**Records shown**
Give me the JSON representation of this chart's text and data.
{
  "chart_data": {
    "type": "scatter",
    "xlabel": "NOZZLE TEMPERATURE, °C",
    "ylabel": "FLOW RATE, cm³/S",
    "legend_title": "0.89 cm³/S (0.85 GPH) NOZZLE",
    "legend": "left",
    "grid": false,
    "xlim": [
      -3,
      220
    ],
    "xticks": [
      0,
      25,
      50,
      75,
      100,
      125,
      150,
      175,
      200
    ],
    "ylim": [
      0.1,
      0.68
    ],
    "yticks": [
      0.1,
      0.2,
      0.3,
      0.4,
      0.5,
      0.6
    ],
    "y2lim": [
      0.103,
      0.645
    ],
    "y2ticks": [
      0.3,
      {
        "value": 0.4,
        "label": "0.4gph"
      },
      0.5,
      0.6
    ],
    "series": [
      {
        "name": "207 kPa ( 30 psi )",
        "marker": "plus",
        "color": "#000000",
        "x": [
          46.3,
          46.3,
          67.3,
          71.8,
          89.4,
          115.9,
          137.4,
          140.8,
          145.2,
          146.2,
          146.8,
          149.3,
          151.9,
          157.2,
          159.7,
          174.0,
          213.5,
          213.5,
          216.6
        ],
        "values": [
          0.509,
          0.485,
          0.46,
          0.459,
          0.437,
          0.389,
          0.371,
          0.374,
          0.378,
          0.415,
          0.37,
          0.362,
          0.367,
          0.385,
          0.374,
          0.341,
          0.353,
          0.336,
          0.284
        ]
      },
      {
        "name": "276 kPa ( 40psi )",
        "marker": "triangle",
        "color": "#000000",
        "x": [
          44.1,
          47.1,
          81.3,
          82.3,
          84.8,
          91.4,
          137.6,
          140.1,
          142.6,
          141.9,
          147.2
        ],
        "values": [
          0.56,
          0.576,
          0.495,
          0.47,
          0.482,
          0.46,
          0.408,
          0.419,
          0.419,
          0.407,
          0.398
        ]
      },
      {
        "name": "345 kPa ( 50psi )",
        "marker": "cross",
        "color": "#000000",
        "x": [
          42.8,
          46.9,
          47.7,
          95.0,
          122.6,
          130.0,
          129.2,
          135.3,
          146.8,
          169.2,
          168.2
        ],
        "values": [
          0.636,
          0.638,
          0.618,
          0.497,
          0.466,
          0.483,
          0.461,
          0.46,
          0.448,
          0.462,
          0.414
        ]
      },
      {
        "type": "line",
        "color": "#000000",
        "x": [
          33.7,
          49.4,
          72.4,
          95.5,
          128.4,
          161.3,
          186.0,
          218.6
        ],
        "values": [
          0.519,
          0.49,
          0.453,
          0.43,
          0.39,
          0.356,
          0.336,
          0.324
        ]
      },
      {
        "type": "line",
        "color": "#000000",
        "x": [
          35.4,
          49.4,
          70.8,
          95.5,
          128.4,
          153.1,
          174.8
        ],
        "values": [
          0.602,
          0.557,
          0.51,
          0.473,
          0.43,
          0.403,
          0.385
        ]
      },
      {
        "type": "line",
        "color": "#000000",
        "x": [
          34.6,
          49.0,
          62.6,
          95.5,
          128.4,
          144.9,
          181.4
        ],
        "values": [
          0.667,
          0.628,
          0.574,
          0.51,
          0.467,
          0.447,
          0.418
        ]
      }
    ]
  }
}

**Do this**
Scan the entries above for the word "marker" and collect each line holding it.

**Task solution**
        "marker": "plus",
        "marker": "triangle",
        "marker": "cross",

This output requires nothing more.